> [Short problem] How many lines of these entries hold the string "sounds"? Answer with the number alone.
********
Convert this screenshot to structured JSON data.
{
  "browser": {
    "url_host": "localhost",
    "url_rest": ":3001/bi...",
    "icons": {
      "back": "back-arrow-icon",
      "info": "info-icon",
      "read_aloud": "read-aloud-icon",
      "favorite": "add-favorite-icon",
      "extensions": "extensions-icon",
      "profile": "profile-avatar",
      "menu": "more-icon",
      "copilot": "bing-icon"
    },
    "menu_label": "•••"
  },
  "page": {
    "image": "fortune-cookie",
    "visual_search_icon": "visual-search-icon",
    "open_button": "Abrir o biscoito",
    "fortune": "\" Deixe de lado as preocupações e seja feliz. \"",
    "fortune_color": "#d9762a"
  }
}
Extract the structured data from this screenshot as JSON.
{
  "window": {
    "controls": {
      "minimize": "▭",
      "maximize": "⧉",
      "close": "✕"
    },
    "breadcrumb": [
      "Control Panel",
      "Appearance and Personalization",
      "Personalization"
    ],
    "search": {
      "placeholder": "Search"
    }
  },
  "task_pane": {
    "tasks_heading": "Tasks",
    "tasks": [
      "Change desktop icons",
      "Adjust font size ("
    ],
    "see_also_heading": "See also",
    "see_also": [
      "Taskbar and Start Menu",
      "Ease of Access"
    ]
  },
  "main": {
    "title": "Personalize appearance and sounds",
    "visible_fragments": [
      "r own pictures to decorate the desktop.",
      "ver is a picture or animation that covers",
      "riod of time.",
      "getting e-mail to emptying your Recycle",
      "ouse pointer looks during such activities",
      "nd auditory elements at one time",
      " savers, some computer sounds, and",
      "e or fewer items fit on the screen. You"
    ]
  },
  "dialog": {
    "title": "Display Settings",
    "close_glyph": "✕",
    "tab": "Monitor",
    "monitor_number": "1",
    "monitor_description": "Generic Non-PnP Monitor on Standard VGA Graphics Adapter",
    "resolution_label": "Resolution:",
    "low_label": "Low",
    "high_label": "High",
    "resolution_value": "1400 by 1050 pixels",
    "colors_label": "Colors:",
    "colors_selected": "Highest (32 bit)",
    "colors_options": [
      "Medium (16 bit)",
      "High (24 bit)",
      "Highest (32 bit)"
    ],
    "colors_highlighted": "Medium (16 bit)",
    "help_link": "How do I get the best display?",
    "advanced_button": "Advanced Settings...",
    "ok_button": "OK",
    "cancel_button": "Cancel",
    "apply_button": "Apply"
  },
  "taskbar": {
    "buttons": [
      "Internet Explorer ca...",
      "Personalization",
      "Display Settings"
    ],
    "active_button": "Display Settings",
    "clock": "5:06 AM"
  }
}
********
> [Full output] 2